Rappelez-vous les Guignols de Canal + qui l’ont transformée en « mec » avec des cheveux longs, caricature de sportive est-allemande. Ou Martina Hingins qui l’insulte en l’accusant d’être « à moitié homme ». On n’a jamais critiqué Martina Navratilova pour son lesbianisme que je sache. Et quand on regarde les épaules de nageuse de Mary Pierce, personne ne la traite de camionneuse. Contrainte de faire son coming-out, Mauresmo connaîtra alors une petite descente aux enfers et une baisse de forme. Blessée intimement. La bassesse des uns fait le malheur des autres. L’homophobie continue de planer sur le monde sportif – et ailleurs, aussi, poussant au suicide de nombreux jeunes, à la dépression des milliers de garçons et de filles, à la schizophrénie ceux qui se résigneront à l’hétérosexualité malgré eux... Comme si l’homosexualité était une faiblesse dans un monde qui ne s’exprime qu’en forces. Sa nature faisait ainsi de l’ombre à son talent. Certes, elle n’a pas le physique d’une bimbo d’Europe centrale ou de Russie. Mais elle avait un revers unique, un panache rare, une force gracieuse et réussissait des coups impossibles. Elle les as toutes battues : les Williams, Henin, Clijters, Hingins, Davenport, Ivanovic, Seles, Dementieva, Capriati... Combien peuvent se targuer d’un tel tableau de chasse ?

====

■ Consigne:
Répondez aux questions suivantes à partir de l'extrait sur Mauresmo :
(a) En quoi les Guignols de Canal + ont-ils transformé Mauresmo ?
(b) De quoi Martina Hingins l'accuse-t-elle ?
(c) Quelles qualités de jeu l'extrait prête-t-il à Mauresmo ?

■ Données affichées:

====

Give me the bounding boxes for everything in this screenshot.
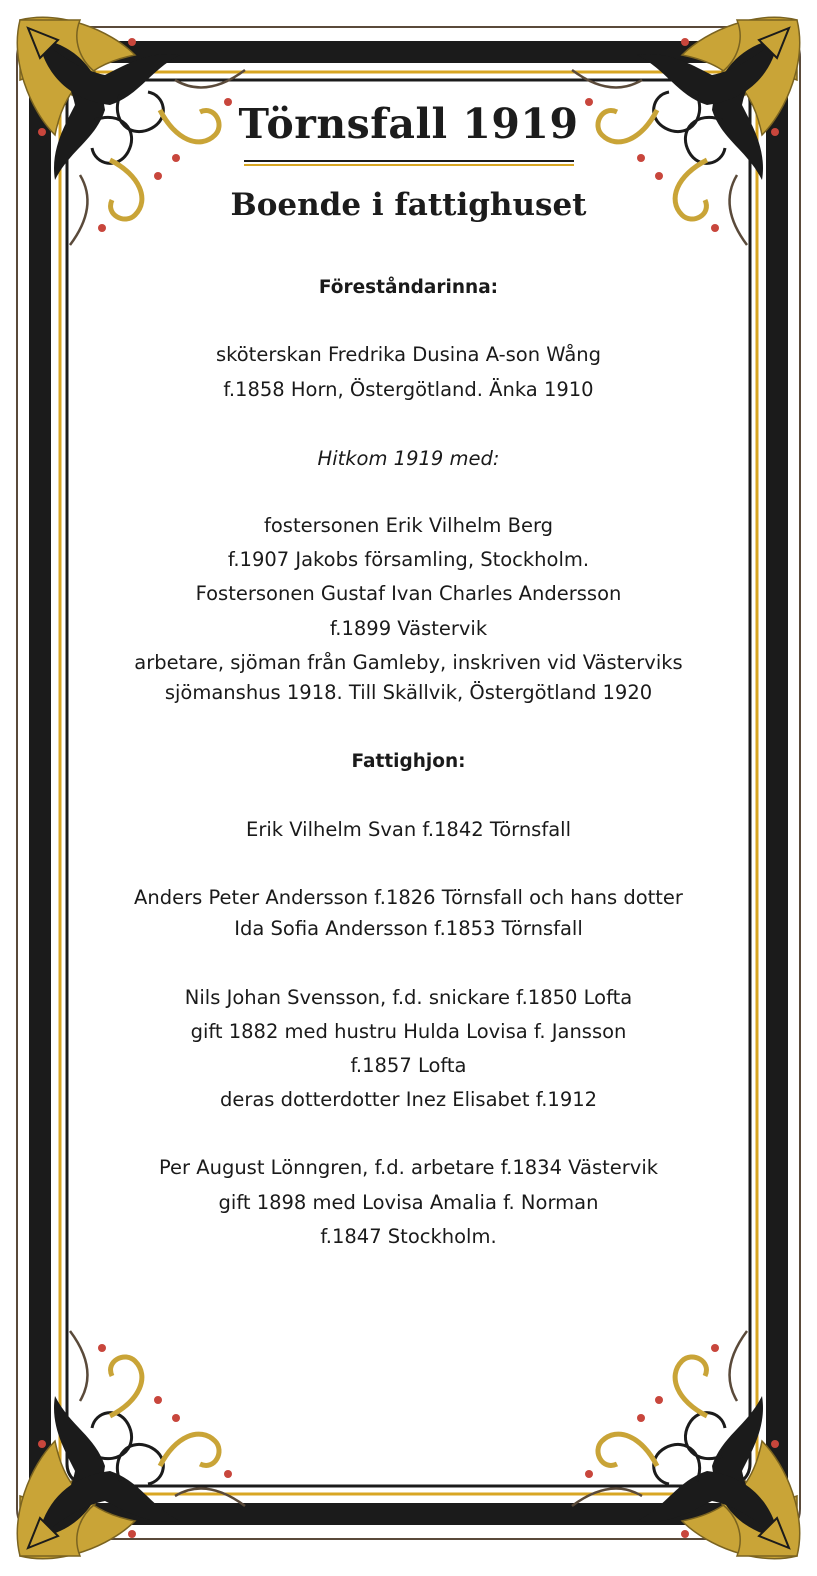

====

■ Réponse:
(a) Ils l'ont transformée en « mec » avec des cheveux longs, caricature de sportive est-allemande.
(b) Elle l'accuse d'être « à moitié homme ».
(c) Un revers unique, un panache rare et une force gracieuse. Elle réussissait aussi des coups impossibles.